--- Start ---

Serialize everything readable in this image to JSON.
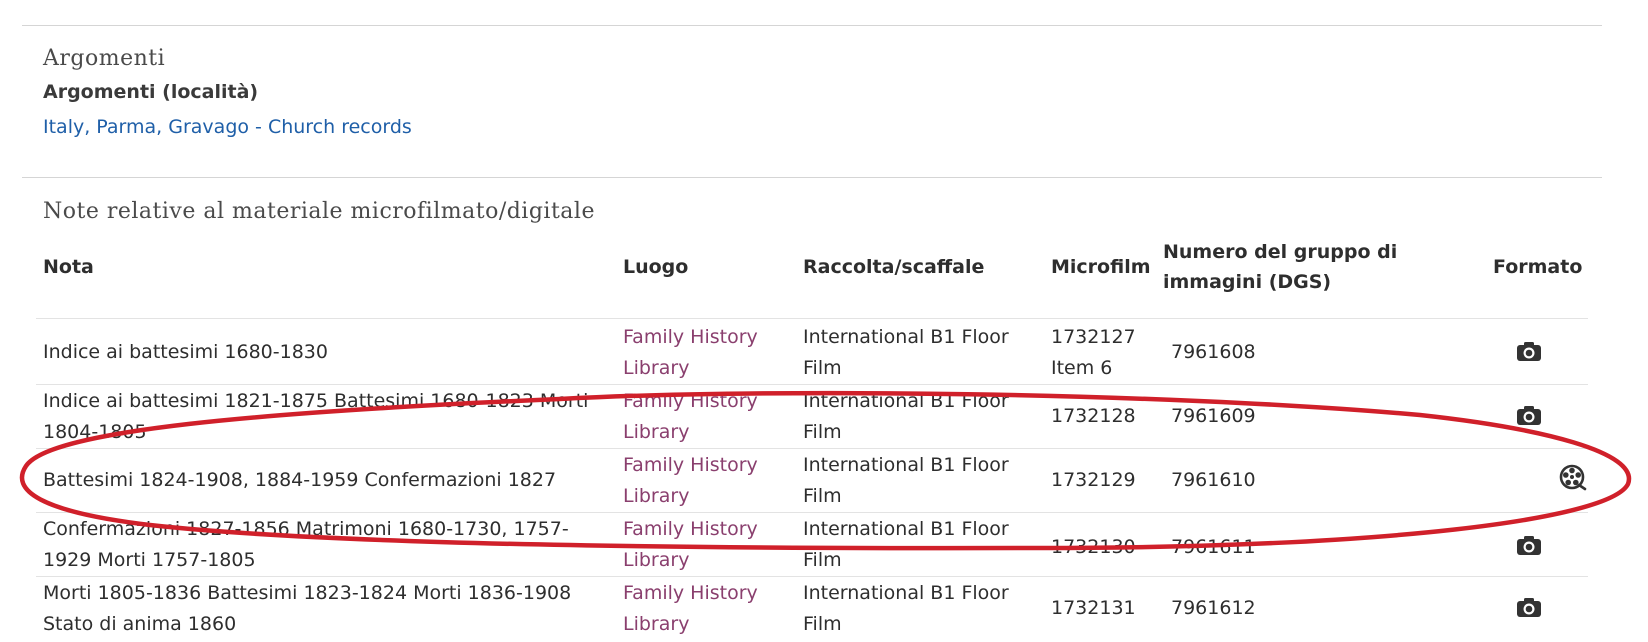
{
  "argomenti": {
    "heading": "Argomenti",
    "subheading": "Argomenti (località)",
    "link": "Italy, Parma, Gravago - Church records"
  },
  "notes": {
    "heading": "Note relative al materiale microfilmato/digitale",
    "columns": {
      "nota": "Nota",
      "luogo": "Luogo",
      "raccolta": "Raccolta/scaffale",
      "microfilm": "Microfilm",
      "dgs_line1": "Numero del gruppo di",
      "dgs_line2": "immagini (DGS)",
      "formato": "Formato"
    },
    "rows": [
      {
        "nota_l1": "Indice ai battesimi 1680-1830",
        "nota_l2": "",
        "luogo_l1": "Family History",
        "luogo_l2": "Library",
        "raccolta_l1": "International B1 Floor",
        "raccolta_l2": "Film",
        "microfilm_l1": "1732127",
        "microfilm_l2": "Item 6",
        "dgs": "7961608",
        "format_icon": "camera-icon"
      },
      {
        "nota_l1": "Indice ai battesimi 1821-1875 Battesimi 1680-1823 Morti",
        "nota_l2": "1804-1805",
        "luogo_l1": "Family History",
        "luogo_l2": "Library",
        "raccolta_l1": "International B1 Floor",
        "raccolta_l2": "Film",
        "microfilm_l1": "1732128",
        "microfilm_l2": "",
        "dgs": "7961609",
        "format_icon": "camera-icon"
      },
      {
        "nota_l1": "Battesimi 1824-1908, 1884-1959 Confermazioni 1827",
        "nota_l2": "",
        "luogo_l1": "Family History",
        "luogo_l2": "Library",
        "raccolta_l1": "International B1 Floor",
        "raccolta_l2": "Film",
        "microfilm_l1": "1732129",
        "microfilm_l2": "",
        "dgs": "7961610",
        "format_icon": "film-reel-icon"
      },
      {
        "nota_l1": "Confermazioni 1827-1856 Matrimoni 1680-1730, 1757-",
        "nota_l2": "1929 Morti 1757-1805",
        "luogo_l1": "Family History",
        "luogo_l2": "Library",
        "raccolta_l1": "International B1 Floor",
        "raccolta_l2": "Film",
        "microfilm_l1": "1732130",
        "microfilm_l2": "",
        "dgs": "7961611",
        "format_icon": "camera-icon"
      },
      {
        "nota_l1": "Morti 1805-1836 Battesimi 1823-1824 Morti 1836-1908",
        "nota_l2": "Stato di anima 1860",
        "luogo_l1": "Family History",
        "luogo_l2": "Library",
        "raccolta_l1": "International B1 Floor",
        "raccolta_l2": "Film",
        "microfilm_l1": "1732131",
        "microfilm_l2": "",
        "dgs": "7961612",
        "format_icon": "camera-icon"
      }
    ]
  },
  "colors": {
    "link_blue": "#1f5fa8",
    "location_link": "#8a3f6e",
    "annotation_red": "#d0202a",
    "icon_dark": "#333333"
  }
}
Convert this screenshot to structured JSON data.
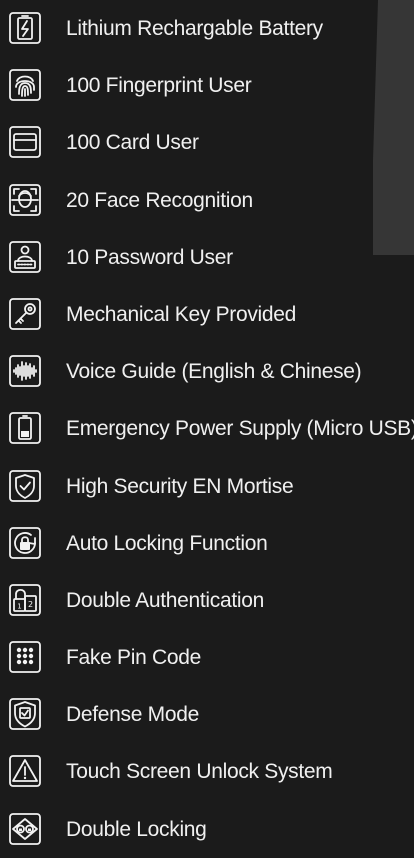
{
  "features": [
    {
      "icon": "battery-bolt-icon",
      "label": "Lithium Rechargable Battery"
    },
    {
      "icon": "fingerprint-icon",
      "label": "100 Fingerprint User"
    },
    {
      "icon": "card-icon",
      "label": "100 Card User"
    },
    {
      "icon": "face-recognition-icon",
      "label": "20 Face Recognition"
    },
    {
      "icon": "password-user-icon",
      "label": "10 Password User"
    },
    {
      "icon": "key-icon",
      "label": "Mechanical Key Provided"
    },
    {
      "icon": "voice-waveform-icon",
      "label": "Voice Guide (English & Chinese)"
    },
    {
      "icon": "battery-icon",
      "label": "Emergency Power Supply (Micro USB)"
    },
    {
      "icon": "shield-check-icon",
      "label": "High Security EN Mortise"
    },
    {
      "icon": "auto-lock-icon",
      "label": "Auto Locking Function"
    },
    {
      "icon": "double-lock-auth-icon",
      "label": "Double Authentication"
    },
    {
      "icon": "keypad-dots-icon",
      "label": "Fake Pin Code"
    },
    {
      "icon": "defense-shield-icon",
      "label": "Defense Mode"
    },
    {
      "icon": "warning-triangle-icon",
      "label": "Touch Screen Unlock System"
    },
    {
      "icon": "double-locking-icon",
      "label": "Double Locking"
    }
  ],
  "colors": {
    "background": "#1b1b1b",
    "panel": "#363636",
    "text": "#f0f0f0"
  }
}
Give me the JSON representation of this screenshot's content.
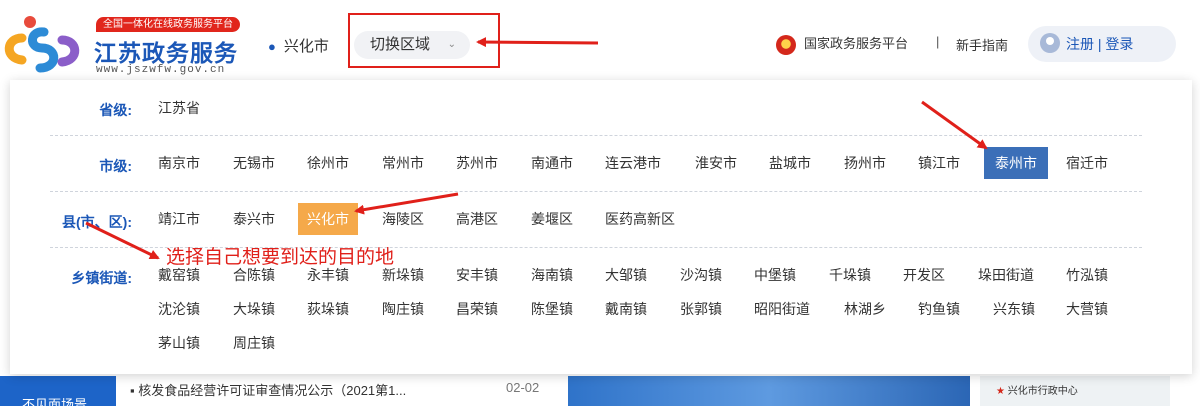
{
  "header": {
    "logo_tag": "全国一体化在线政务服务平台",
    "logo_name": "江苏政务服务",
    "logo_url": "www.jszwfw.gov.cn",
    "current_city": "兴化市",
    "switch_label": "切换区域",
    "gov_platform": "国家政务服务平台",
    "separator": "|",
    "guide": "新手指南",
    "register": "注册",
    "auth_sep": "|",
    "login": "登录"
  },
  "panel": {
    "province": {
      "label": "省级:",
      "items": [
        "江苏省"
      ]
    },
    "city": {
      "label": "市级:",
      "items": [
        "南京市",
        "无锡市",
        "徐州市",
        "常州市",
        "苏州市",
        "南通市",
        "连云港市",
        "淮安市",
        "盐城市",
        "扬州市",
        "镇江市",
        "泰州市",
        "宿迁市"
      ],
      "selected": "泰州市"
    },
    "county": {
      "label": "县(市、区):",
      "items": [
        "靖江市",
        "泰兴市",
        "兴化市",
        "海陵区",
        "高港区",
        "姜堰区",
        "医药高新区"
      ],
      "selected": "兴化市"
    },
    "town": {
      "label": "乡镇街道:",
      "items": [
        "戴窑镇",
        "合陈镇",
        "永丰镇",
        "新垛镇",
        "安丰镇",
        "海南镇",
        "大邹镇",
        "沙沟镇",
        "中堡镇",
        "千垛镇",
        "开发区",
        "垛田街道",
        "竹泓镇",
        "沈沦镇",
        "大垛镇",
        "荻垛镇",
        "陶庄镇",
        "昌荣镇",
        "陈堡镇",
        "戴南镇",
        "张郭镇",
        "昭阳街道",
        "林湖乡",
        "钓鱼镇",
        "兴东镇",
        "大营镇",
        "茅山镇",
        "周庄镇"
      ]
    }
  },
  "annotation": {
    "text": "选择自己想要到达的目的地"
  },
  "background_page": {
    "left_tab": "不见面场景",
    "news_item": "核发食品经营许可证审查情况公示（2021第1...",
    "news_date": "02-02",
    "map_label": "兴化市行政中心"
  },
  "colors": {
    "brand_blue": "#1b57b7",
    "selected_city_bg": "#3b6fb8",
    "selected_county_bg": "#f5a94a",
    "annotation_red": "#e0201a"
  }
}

--- End ---

- Your objective -
Return each line from the material above exactly, but not the pictures.

- The solution -
Serialize everything readable in this image to JSON.
{
  "argomenti": {
    "heading": "Argomenti",
    "subheading": "Argomenti (località)",
    "link": "Italy, Parma, Gravago - Church records"
  },
  "notes": {
    "heading": "Note relative al materiale microfilmato/digitale",
    "columns": {
      "nota": "Nota",
      "luogo": "Luogo",
      "raccolta": "Raccolta/scaffale",
      "microfilm": "Microfilm",
      "dgs_line1": "Numero del gruppo di",
      "dgs_line2": "immagini (DGS)",
      "formato": "Formato"
    },
    "rows": [
      {
        "nota_l1": "Indice ai battesimi 1680-1830",
        "nota_l2": "",
        "luogo_l1": "Family History",
        "luogo_l2": "Library",
        "raccolta_l1": "International B1 Floor",
        "raccolta_l2": "Film",
        "microfilm_l1": "1732127",
        "microfilm_l2": "Item 6",
        "dgs": "7961608",
        "format_icon": "camera-icon"
      },
      {
        "nota_l1": "Indice ai battesimi 1821-1875 Battesimi 1680-1823 Morti",
        "nota_l2": "1804-1805",
        "luogo_l1": "Family History",
        "luogo_l2": "Library",
        "raccolta_l1": "International B1 Floor",
        "raccolta_l2": "Film",
        "microfilm_l1": "1732128",
        "microfilm_l2": "",
        "dgs": "7961609",
        "format_icon": "camera-icon"
      },
      {
        "nota_l1": "Battesimi 1824-1908, 1884-1959 Confermazioni 1827",
        "nota_l2": "",
        "luogo_l1": "Family History",
        "luogo_l2": "Library",
        "raccolta_l1": "International B1 Floor",
        "raccolta_l2": "Film",
        "microfilm_l1": "1732129",
        "microfilm_l2": "",
        "dgs": "7961610",
        "format_icon": "film-reel-icon"
      },
      {
        "nota_l1": "Confermazioni 1827-1856 Matrimoni 1680-1730, 1757-",
        "nota_l2": "1929 Morti 1757-1805",
        "luogo_l1": "Family History",
        "luogo_l2": "Library",
        "raccolta_l1": "International B1 Floor",
        "raccolta_l2": "Film",
        "microfilm_l1": "1732130",
        "microfilm_l2": "",
        "dgs": "7961611",
        "format_icon": "camera-icon"
      },
      {
        "nota_l1": "Morti 1805-1836 Battesimi 1823-1824 Morti 1836-1908",
        "nota_l2": "Stato di anima 1860",
        "luogo_l1": "Family History",
        "luogo_l2": "Library",
        "raccolta_l1": "International B1 Floor",
        "raccolta_l2": "Film",
        "microfilm_l1": "1732131",
        "microfilm_l2": "",
        "dgs": "7961612",
        "format_icon": "camera-icon"
      }
    ]
  },
  "colors": {
    "link_blue": "#1f5fa8",
    "location_link": "#8a3f6e",
    "annotation_red": "#d0202a",
    "icon_dark": "#333333"
  }
}
Convert this screenshot to structured JSON data.
{
  "features": [
    {
      "icon": "battery-bolt-icon",
      "label": "Lithium Rechargable Battery"
    },
    {
      "icon": "fingerprint-icon",
      "label": "100 Fingerprint User"
    },
    {
      "icon": "card-icon",
      "label": "100 Card User"
    },
    {
      "icon": "face-recognition-icon",
      "label": "20 Face Recognition"
    },
    {
      "icon": "password-user-icon",
      "label": "10 Password User"
    },
    {
      "icon": "key-icon",
      "label": "Mechanical Key Provided"
    },
    {
      "icon": "voice-waveform-icon",
      "label": "Voice Guide (English & Chinese)"
    },
    {
      "icon": "battery-icon",
      "label": "Emergency Power Supply (Micro USB)"
    },
    {
      "icon": "shield-check-icon",
      "label": "High Security EN Mortise"
    },
    {
      "icon": "auto-lock-icon",
      "label": "Auto Locking Function"
    },
    {
      "icon": "double-lock-auth-icon",
      "label": "Double Authentication"
    },
    {
      "icon": "keypad-dots-icon",
      "label": "Fake Pin Code"
    },
    {
      "icon": "defense-shield-icon",
      "label": "Defense Mode"
    },
    {
      "icon": "warning-triangle-icon",
      "label": "Touch Screen Unlock System"
    },
    {
      "icon": "double-locking-icon",
      "label": "Double Locking"
    }
  ],
  "colors": {
    "background": "#1b1b1b",
    "panel": "#363636",
    "text": "#f0f0f0"
  }
}
Give me the JSON representation of this screenshot's content.
{
  "header": {
    "logo_tag": "全国一体化在线政务服务平台",
    "logo_name": "江苏政务服务",
    "logo_url": "www.jszwfw.gov.cn",
    "current_city": "兴化市",
    "switch_label": "切换区域",
    "gov_platform": "国家政务服务平台",
    "separator": "|",
    "guide": "新手指南",
    "register": "注册",
    "auth_sep": "|",
    "login": "登录"
  },
  "panel": {
    "province": {
      "label": "省级:",
      "items": [
        "江苏省"
      ]
    },
    "city": {
      "label": "市级:",
      "items": [
        "南京市",
        "无锡市",
        "徐州市",
        "常州市",
        "苏州市",
        "南通市",
        "连云港市",
        "淮安市",
        "盐城市",
        "扬州市",
        "镇江市",
        "泰州市",
        "宿迁市"
      ],
      "selected": "泰州市"
    },
    "county": {
      "label": "县(市、区):",
      "items": [
        "靖江市",
        "泰兴市",
        "兴化市",
        "海陵区",
        "高港区",
        "姜堰区",
        "医药高新区"
      ],
      "selected": "兴化市"
    },
    "town": {
      "label": "乡镇街道:",
      "items": [
        "戴窑镇",
        "合陈镇",
        "永丰镇",
        "新垛镇",
        "安丰镇",
        "海南镇",
        "大邹镇",
        "沙沟镇",
        "中堡镇",
        "千垛镇",
        "开发区",
        "垛田街道",
        "竹泓镇",
        "沈沦镇",
        "大垛镇",
        "荻垛镇",
        "陶庄镇",
        "昌荣镇",
        "陈堡镇",
        "戴南镇",
        "张郭镇",
        "昭阳街道",
        "林湖乡",
        "钓鱼镇",
        "兴东镇",
        "大营镇",
        "茅山镇",
        "周庄镇"
      ]
    }
  },
  "annotation": {
    "text": "选择自己想要到达的目的地"
  },
  "background_page": {
    "left_tab": "不见面场景",
    "news_item": "核发食品经营许可证审查情况公示（2021第1...",
    "news_date": "02-02",
    "map_label": "兴化市行政中心"
  },
  "colors": {
    "brand_blue": "#1b57b7",
    "selected_city_bg": "#3b6fb8",
    "selected_county_bg": "#f5a94a",
    "annotation_red": "#e0201a"
  }
}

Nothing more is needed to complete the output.